_JOB:_ Exactly as they appear, output all of the records. Skip any images.
-- START OF INPUT RECORDS --
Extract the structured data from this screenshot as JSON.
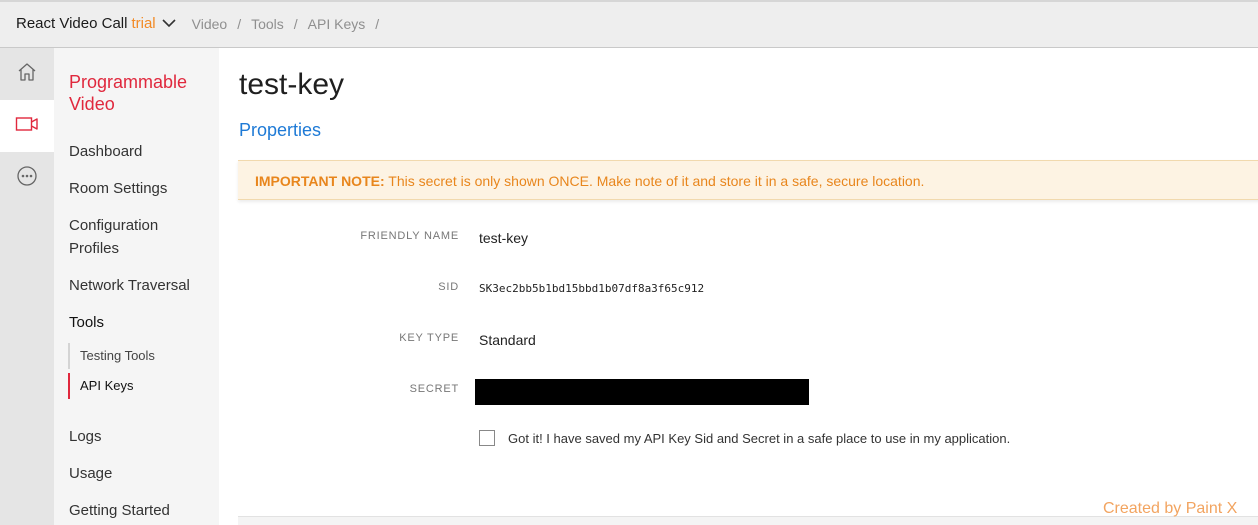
{
  "topbar": {
    "project_name": "React Video Call",
    "project_badge": "trial",
    "breadcrumbs": [
      "Video",
      "Tools",
      "API Keys"
    ],
    "separator": "/"
  },
  "rail": {
    "items": [
      {
        "icon": "home-icon"
      },
      {
        "icon": "video-icon",
        "active": true
      },
      {
        "icon": "more-icon"
      }
    ]
  },
  "sidebar": {
    "title": "Programmable Video",
    "items": {
      "dashboard": "Dashboard",
      "room_settings": "Room Settings",
      "configuration_profiles": "Configuration Profiles",
      "network_traversal": "Network Traversal",
      "tools": "Tools",
      "testing_tools": "Testing Tools",
      "api_keys": "API Keys",
      "logs": "Logs",
      "usage": "Usage",
      "getting_started": "Getting Started"
    }
  },
  "main": {
    "title": "test-key",
    "section": "Properties",
    "note": {
      "label": "IMPORTANT NOTE:",
      "text": " This secret is only shown ONCE. Make note of it and store it in a safe, secure location."
    },
    "fields": {
      "friendly_name": {
        "label": "FRIENDLY NAME",
        "value": "test-key"
      },
      "sid": {
        "label": "SID",
        "value": "SK3ec2bb5b1bd15bbd1b07df8a3f65c912"
      },
      "key_type": {
        "label": "KEY TYPE",
        "value": "Standard"
      },
      "secret": {
        "label": "SECRET"
      }
    },
    "acknowledge": "Got it! I have saved my API Key Sid and Secret in a safe place to use in my application."
  },
  "watermark": "Created by Paint X",
  "colors": {
    "brand_red": "#e0283d",
    "trial_orange": "#f28a25",
    "link_blue": "#1e7ad6",
    "note_bg": "#fdf3e3",
    "note_text": "#e8861d"
  }
}
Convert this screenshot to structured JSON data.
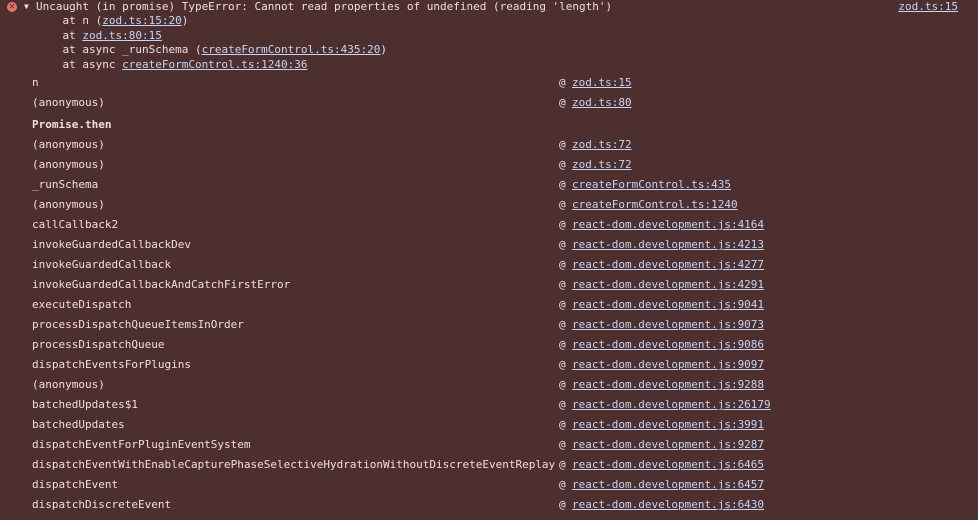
{
  "error": {
    "icon": "error-circle-icon",
    "expand_glyph": "▼",
    "message": "Uncaught (in promise) TypeError: Cannot read properties of undefined (reading 'length')",
    "source_link": "zod.ts:15",
    "trace_lines": [
      {
        "prefix": "    at n (",
        "link": "zod.ts:15:20",
        "suffix": ")"
      },
      {
        "prefix": "    at ",
        "link": "zod.ts:80:15",
        "suffix": ""
      },
      {
        "prefix": "    at async _runSchema (",
        "link": "createFormControl.ts:435:20",
        "suffix": ")"
      },
      {
        "prefix": "    at async ",
        "link": "createFormControl.ts:1240:36",
        "suffix": ""
      }
    ]
  },
  "stack": [
    {
      "fn": "n",
      "loc": "zod.ts:15"
    },
    {
      "fn": "(anonymous)",
      "loc": "zod.ts:80"
    },
    {
      "fn": "Promise.then",
      "loc": "",
      "async": true
    },
    {
      "fn": "(anonymous)",
      "loc": "zod.ts:72"
    },
    {
      "fn": "(anonymous)",
      "loc": "zod.ts:72"
    },
    {
      "fn": "_runSchema",
      "loc": "createFormControl.ts:435"
    },
    {
      "fn": "(anonymous)",
      "loc": "createFormControl.ts:1240"
    },
    {
      "fn": "callCallback2",
      "loc": "react-dom.development.js:4164"
    },
    {
      "fn": "invokeGuardedCallbackDev",
      "loc": "react-dom.development.js:4213"
    },
    {
      "fn": "invokeGuardedCallback",
      "loc": "react-dom.development.js:4277"
    },
    {
      "fn": "invokeGuardedCallbackAndCatchFirstError",
      "loc": "react-dom.development.js:4291"
    },
    {
      "fn": "executeDispatch",
      "loc": "react-dom.development.js:9041"
    },
    {
      "fn": "processDispatchQueueItemsInOrder",
      "loc": "react-dom.development.js:9073"
    },
    {
      "fn": "processDispatchQueue",
      "loc": "react-dom.development.js:9086"
    },
    {
      "fn": "dispatchEventsForPlugins",
      "loc": "react-dom.development.js:9097"
    },
    {
      "fn": "(anonymous)",
      "loc": "react-dom.development.js:9288"
    },
    {
      "fn": "batchedUpdates$1",
      "loc": "react-dom.development.js:26179"
    },
    {
      "fn": "batchedUpdates",
      "loc": "react-dom.development.js:3991"
    },
    {
      "fn": "dispatchEventForPluginEventSystem",
      "loc": "react-dom.development.js:9287"
    },
    {
      "fn": "dispatchEventWithEnableCapturePhaseSelectiveHydrationWithoutDiscreteEventReplay",
      "loc": "react-dom.development.js:6465"
    },
    {
      "fn": "dispatchEvent",
      "loc": "react-dom.development.js:6457"
    },
    {
      "fn": "dispatchDiscreteEvent",
      "loc": "react-dom.development.js:6430"
    }
  ],
  "at_symbol": "@",
  "colors": {
    "background": "#4e2f2f",
    "text": "#f1dede",
    "link": "#c5d5f5",
    "error_icon": "#e5736c"
  }
}
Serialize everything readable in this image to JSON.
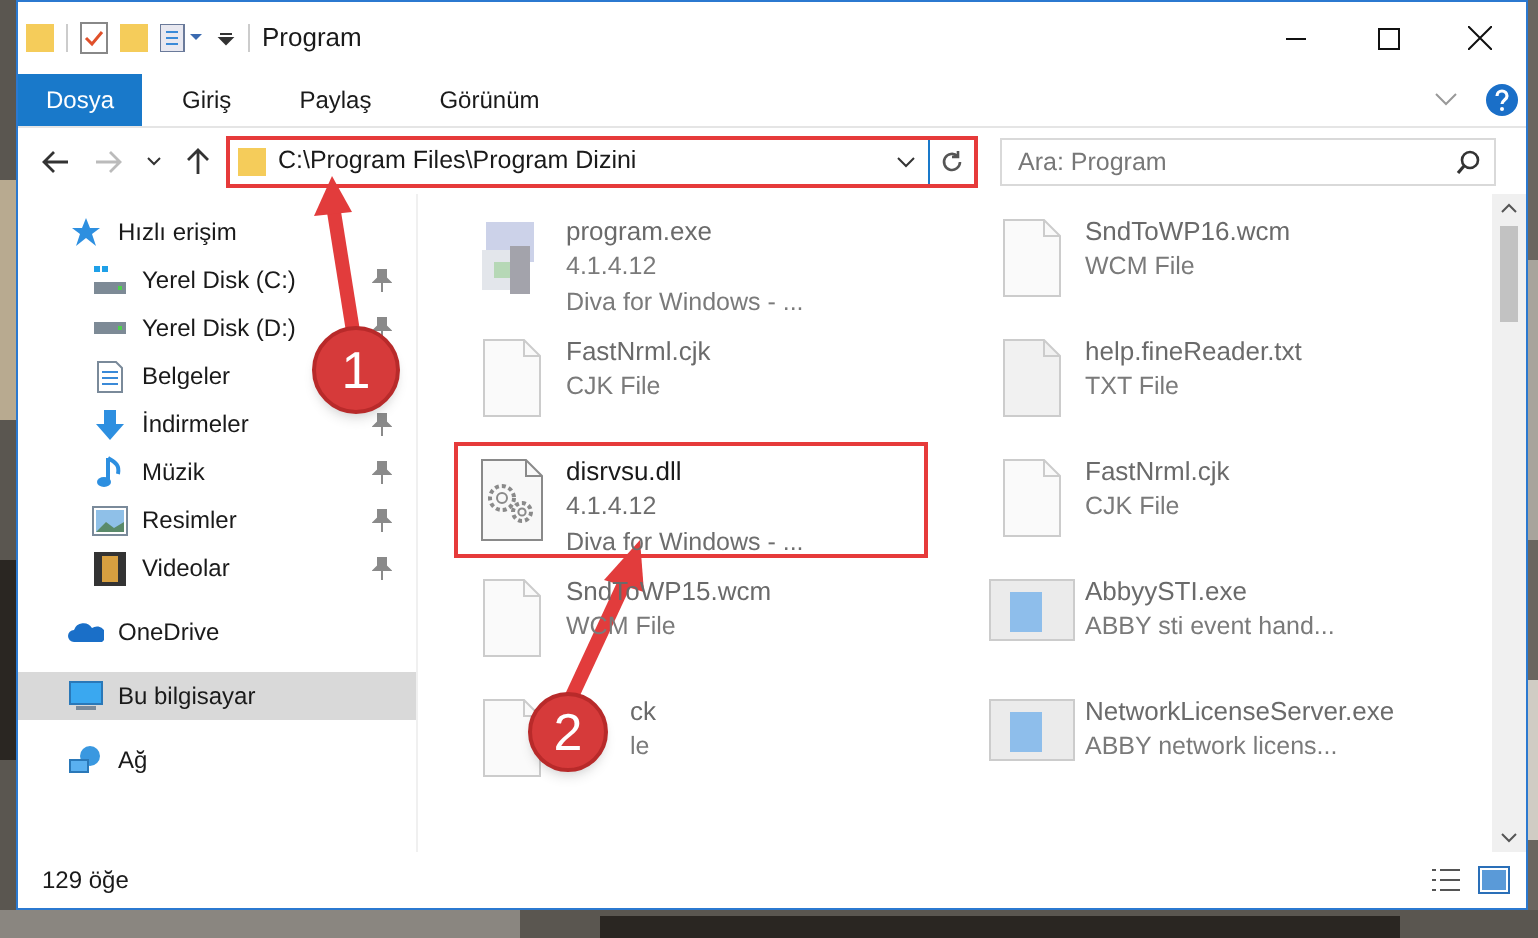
-- END OF INPUT RECORDS --
_RESULT:_
Extract the structured data from this screenshot as JSON.
{
  "topbar": {
    "project_name": "React Video Call",
    "project_badge": "trial",
    "breadcrumbs": [
      "Video",
      "Tools",
      "API Keys"
    ],
    "separator": "/"
  },
  "rail": {
    "items": [
      {
        "icon": "home-icon"
      },
      {
        "icon": "video-icon",
        "active": true
      },
      {
        "icon": "more-icon"
      }
    ]
  },
  "sidebar": {
    "title": "Programmable Video",
    "items": {
      "dashboard": "Dashboard",
      "room_settings": "Room Settings",
      "configuration_profiles": "Configuration Profiles",
      "network_traversal": "Network Traversal",
      "tools": "Tools",
      "testing_tools": "Testing Tools",
      "api_keys": "API Keys",
      "logs": "Logs",
      "usage": "Usage",
      "getting_started": "Getting Started"
    }
  },
  "main": {
    "title": "test-key",
    "section": "Properties",
    "note": {
      "label": "IMPORTANT NOTE:",
      "text": " This secret is only shown ONCE. Make note of it and store it in a safe, secure location."
    },
    "fields": {
      "friendly_name": {
        "label": "FRIENDLY NAME",
        "value": "test-key"
      },
      "sid": {
        "label": "SID",
        "value": "SK3ec2bb5b1bd15bbd1b07df8a3f65c912"
      },
      "key_type": {
        "label": "KEY TYPE",
        "value": "Standard"
      },
      "secret": {
        "label": "SECRET"
      }
    },
    "acknowledge": "Got it! I have saved my API Key Sid and Secret in a safe place to use in my application."
  },
  "watermark": "Created by Paint X",
  "colors": {
    "brand_red": "#e0283d",
    "trial_orange": "#f28a25",
    "link_blue": "#1e7ad6",
    "note_bg": "#fdf3e3",
    "note_text": "#e8861d"
  }
}
Convert this screenshot to structured JSON data.
{
  "error": {
    "icon": "error-circle-icon",
    "expand_glyph": "▼",
    "message": "Uncaught (in promise) TypeError: Cannot read properties of undefined (reading 'length')",
    "source_link": "zod.ts:15",
    "trace_lines": [
      {
        "prefix": "    at n (",
        "link": "zod.ts:15:20",
        "suffix": ")"
      },
      {
        "prefix": "    at ",
        "link": "zod.ts:80:15",
        "suffix": ""
      },
      {
        "prefix": "    at async _runSchema (",
        "link": "createFormControl.ts:435:20",
        "suffix": ")"
      },
      {
        "prefix": "    at async ",
        "link": "createFormControl.ts:1240:36",
        "suffix": ""
      }
    ]
  },
  "stack": [
    {
      "fn": "n",
      "loc": "zod.ts:15"
    },
    {
      "fn": "(anonymous)",
      "loc": "zod.ts:80"
    },
    {
      "fn": "Promise.then",
      "loc": "",
      "async": true
    },
    {
      "fn": "(anonymous)",
      "loc": "zod.ts:72"
    },
    {
      "fn": "(anonymous)",
      "loc": "zod.ts:72"
    },
    {
      "fn": "_runSchema",
      "loc": "createFormControl.ts:435"
    },
    {
      "fn": "(anonymous)",
      "loc": "createFormControl.ts:1240"
    },
    {
      "fn": "callCallback2",
      "loc": "react-dom.development.js:4164"
    },
    {
      "fn": "invokeGuardedCallbackDev",
      "loc": "react-dom.development.js:4213"
    },
    {
      "fn": "invokeGuardedCallback",
      "loc": "react-dom.development.js:4277"
    },
    {
      "fn": "invokeGuardedCallbackAndCatchFirstError",
      "loc": "react-dom.development.js:4291"
    },
    {
      "fn": "executeDispatch",
      "loc": "react-dom.development.js:9041"
    },
    {
      "fn": "processDispatchQueueItemsInOrder",
      "loc": "react-dom.development.js:9073"
    },
    {
      "fn": "processDispatchQueue",
      "loc": "react-dom.development.js:9086"
    },
    {
      "fn": "dispatchEventsForPlugins",
      "loc": "react-dom.development.js:9097"
    },
    {
      "fn": "(anonymous)",
      "loc": "react-dom.development.js:9288"
    },
    {
      "fn": "batchedUpdates$1",
      "loc": "react-dom.development.js:26179"
    },
    {
      "fn": "batchedUpdates",
      "loc": "react-dom.development.js:3991"
    },
    {
      "fn": "dispatchEventForPluginEventSystem",
      "loc": "react-dom.development.js:9287"
    },
    {
      "fn": "dispatchEventWithEnableCapturePhaseSelectiveHydrationWithoutDiscreteEventReplay",
      "loc": "react-dom.development.js:6465"
    },
    {
      "fn": "dispatchEvent",
      "loc": "react-dom.development.js:6457"
    },
    {
      "fn": "dispatchDiscreteEvent",
      "loc": "react-dom.development.js:6430"
    }
  ],
  "at_symbol": "@",
  "colors": {
    "background": "#4e2f2f",
    "text": "#f1dede",
    "link": "#c5d5f5",
    "error_icon": "#e5736c"
  }
}
Serialize everything readable in this image to JSON.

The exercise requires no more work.